** Start **

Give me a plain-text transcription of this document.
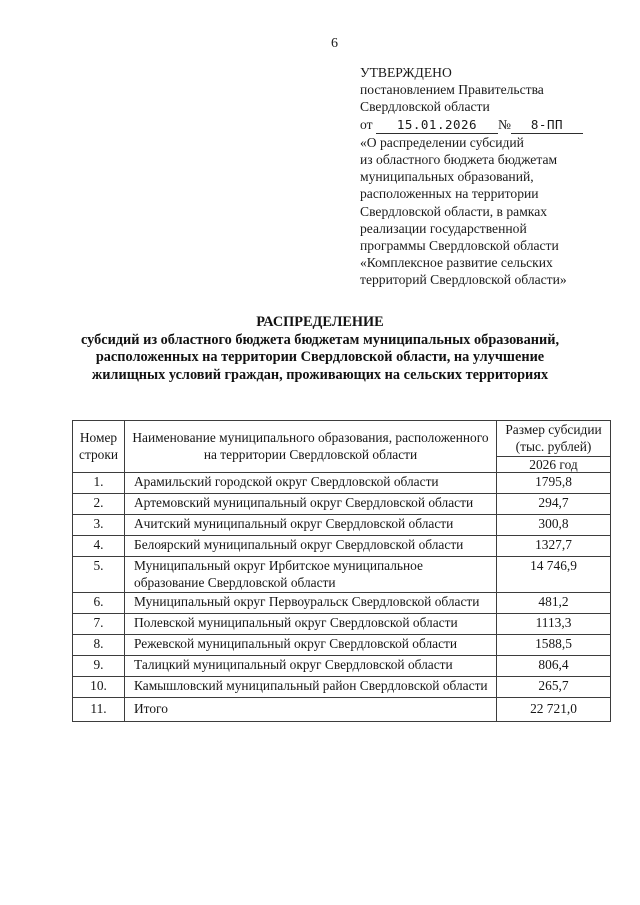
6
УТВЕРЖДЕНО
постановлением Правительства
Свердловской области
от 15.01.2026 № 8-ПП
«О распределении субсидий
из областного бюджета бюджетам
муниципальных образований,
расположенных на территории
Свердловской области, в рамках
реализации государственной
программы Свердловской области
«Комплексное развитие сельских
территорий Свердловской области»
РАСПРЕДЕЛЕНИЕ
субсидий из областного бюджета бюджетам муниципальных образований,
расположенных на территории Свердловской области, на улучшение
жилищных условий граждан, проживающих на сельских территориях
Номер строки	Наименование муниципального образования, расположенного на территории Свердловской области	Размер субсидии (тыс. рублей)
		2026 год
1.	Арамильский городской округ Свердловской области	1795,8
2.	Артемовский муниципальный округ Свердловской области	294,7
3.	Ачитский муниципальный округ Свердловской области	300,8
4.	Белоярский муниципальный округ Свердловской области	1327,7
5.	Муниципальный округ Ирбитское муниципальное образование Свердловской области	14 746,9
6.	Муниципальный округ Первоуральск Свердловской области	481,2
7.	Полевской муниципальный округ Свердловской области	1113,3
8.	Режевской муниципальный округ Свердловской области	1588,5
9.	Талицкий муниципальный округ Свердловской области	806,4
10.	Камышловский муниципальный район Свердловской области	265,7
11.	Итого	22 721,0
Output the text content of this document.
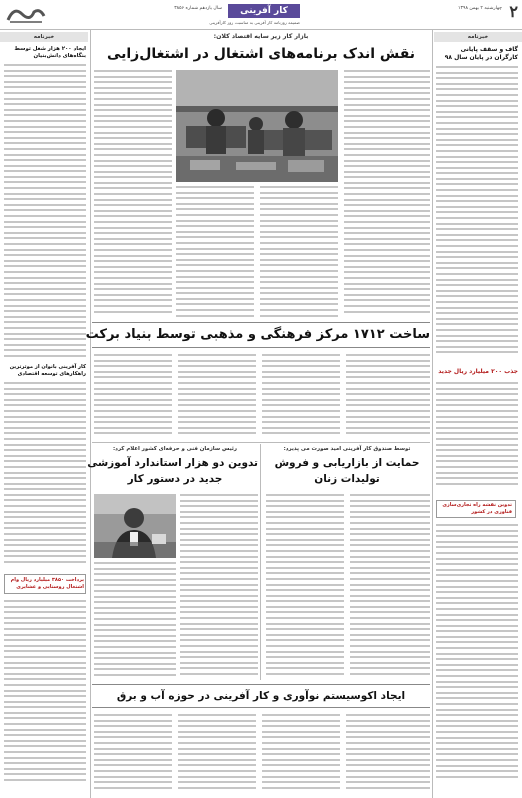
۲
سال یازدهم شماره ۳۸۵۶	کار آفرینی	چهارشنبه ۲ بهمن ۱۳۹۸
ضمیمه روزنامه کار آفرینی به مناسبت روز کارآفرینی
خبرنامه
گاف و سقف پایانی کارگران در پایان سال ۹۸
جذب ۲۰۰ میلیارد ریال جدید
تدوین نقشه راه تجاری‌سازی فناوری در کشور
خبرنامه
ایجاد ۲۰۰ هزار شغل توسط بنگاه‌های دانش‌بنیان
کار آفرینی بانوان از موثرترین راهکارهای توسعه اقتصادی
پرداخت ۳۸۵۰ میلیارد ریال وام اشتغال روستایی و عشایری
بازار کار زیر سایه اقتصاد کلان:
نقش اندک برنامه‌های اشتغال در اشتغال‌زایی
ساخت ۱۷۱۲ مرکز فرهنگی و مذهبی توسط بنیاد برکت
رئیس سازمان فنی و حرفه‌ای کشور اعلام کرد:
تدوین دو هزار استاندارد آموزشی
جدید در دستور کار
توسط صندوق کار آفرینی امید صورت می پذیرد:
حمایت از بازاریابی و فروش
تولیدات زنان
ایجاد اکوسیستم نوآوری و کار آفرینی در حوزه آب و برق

** End **

DIRECTION » Copy out every line of the listing that contains the string "образований".

TASK OUTPUT »
муниципальных образований,
субсидий из областного бюджета бюджетам муниципальных образований,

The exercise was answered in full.